#### [AIM]
Work out the number of lines with "ylabel" in them. Reply with that number and no other words.

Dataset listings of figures
-=-=-

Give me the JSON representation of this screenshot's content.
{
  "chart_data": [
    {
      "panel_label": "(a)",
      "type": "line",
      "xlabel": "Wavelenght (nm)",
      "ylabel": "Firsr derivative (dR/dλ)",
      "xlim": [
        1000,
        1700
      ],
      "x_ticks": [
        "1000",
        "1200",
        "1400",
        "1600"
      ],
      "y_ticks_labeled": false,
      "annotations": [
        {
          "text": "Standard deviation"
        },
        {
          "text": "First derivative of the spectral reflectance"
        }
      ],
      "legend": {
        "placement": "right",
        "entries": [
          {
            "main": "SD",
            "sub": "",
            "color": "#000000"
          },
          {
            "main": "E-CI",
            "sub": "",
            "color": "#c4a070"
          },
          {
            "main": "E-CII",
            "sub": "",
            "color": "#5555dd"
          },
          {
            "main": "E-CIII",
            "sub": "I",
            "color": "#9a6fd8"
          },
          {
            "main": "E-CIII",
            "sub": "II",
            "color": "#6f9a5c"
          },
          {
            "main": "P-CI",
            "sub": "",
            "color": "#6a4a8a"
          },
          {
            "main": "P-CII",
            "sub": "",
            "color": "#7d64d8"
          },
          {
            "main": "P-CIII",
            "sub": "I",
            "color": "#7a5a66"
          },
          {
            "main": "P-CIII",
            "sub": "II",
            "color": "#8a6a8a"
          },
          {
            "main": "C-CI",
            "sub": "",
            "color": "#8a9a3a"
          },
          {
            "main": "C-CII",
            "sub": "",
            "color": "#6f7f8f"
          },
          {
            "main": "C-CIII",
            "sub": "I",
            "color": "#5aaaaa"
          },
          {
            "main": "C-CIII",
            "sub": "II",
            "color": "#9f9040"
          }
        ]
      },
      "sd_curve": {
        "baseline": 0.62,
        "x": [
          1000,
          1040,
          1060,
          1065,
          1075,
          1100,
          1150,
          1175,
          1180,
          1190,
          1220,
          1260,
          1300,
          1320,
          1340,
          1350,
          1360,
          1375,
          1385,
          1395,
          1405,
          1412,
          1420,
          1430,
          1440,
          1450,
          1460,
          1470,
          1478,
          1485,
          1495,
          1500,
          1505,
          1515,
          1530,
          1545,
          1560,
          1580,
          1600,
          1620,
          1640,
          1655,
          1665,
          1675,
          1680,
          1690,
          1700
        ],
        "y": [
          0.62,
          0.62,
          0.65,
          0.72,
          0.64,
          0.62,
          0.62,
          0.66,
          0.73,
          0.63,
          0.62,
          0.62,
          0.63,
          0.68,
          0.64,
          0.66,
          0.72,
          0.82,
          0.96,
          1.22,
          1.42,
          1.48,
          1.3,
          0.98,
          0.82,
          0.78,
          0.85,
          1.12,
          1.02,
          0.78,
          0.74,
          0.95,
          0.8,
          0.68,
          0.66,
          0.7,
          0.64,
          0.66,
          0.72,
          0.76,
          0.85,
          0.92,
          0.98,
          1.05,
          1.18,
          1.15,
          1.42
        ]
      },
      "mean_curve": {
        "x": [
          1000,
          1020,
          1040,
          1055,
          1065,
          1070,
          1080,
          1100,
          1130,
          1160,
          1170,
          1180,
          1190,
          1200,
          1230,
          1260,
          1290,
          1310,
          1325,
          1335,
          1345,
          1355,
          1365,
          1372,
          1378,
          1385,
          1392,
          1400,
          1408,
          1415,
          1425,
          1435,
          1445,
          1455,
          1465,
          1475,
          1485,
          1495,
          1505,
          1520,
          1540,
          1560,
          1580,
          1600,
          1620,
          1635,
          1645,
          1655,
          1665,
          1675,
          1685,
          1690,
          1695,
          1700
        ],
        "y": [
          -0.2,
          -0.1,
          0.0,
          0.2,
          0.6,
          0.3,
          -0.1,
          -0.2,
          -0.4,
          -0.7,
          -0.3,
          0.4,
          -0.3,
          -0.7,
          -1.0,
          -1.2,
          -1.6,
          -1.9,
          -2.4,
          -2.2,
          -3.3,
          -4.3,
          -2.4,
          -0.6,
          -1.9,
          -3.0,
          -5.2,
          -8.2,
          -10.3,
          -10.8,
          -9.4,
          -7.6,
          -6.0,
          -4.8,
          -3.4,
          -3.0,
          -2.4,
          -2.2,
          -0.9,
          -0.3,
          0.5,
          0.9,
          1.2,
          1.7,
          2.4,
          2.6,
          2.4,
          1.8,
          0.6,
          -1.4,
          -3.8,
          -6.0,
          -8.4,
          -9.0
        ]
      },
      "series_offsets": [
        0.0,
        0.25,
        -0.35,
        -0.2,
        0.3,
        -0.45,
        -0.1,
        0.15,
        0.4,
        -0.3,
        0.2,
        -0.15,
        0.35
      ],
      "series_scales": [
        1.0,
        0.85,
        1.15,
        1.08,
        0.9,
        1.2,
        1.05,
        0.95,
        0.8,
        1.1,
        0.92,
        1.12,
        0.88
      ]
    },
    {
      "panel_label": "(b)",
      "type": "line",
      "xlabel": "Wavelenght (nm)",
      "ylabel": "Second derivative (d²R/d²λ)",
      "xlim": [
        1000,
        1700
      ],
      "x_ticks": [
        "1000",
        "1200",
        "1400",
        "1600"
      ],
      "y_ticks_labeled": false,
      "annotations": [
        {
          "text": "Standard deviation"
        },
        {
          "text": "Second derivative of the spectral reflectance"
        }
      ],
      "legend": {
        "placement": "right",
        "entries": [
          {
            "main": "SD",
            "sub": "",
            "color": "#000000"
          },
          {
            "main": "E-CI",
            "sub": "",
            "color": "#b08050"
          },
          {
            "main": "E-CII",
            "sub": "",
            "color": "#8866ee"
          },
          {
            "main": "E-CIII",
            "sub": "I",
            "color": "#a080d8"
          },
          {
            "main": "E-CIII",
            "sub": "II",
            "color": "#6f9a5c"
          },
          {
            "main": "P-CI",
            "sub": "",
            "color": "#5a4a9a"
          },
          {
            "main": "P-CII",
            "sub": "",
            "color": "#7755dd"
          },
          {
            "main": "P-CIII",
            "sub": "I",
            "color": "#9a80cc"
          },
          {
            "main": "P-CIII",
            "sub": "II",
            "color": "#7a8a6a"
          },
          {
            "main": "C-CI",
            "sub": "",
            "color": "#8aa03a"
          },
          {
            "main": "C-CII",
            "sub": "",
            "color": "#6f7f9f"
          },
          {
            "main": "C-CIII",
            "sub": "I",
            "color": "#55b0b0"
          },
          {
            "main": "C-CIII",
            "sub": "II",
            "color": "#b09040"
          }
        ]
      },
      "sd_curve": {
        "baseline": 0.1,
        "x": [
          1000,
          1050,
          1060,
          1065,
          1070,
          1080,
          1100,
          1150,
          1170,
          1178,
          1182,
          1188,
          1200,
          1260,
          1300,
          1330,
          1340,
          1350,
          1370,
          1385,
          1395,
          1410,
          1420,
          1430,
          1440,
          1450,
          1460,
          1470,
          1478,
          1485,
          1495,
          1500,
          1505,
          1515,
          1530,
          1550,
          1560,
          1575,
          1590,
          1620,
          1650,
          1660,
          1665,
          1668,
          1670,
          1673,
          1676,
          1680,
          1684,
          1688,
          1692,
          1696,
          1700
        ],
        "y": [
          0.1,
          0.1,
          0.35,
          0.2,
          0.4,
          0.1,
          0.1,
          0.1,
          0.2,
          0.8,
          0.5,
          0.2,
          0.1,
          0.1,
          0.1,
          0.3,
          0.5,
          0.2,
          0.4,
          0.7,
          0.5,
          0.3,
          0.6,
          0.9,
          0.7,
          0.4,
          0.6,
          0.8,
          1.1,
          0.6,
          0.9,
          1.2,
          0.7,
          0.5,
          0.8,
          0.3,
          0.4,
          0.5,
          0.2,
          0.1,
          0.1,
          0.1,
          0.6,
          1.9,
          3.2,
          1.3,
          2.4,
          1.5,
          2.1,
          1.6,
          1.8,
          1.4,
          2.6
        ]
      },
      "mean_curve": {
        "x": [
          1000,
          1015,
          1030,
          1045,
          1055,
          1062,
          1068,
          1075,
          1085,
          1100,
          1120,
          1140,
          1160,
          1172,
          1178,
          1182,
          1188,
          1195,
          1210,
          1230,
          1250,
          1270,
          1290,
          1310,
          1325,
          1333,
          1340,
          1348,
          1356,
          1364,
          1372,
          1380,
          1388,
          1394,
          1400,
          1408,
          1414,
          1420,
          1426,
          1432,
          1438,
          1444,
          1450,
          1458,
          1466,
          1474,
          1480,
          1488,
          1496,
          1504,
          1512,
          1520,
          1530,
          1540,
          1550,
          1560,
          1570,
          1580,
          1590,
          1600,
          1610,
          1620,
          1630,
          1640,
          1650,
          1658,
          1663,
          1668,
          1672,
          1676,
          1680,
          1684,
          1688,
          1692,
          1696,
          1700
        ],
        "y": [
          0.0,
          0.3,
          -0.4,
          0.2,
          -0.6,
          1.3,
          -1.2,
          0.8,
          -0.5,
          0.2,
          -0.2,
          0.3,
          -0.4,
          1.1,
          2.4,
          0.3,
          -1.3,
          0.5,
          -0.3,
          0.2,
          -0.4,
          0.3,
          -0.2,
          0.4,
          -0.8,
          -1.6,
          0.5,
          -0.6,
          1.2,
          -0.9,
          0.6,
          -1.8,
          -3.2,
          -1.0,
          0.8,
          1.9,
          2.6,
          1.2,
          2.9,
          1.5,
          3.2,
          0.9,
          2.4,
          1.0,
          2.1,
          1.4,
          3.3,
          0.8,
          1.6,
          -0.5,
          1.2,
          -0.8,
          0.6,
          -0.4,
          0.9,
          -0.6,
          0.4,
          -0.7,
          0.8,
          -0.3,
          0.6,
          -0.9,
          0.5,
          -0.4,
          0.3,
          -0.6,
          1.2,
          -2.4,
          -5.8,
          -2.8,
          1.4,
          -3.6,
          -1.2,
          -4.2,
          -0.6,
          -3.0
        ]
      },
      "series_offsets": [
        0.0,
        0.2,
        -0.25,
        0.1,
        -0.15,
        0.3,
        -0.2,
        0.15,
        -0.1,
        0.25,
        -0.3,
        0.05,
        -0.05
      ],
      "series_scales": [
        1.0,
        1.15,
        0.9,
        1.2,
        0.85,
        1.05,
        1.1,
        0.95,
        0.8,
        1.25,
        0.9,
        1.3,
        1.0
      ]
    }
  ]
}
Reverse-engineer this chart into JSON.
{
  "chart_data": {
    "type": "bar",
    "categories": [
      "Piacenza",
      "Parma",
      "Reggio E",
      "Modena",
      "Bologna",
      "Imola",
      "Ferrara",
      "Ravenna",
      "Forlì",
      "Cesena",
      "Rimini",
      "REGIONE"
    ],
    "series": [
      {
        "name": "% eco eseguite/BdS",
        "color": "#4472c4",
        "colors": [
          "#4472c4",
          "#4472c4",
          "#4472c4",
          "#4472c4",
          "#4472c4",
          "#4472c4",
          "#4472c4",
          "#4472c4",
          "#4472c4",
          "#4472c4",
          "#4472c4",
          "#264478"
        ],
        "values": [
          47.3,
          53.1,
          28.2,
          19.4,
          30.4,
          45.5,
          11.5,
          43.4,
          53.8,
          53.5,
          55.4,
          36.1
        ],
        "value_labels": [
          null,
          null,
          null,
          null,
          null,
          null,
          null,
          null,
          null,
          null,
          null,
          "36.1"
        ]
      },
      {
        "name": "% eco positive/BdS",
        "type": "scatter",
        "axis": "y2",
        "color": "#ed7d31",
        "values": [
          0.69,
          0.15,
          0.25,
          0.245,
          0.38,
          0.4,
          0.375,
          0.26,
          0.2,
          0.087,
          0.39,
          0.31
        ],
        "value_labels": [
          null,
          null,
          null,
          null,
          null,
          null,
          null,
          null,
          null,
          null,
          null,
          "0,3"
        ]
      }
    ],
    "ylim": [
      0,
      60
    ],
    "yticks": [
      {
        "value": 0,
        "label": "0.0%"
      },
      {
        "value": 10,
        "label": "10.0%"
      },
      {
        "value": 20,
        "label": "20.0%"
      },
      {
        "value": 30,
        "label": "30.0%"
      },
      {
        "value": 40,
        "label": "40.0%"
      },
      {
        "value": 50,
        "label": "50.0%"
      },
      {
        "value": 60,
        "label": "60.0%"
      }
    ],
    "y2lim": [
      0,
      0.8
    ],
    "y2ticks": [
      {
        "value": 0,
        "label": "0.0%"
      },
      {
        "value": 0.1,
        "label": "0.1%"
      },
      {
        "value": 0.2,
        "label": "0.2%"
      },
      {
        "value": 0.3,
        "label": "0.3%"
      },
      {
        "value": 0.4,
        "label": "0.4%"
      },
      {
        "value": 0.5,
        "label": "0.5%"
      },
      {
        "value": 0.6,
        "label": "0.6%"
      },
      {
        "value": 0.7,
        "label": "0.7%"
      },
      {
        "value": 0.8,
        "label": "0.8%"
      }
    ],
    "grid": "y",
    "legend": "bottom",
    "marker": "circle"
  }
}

-=-=-

#### [COMPLETED TASK]
2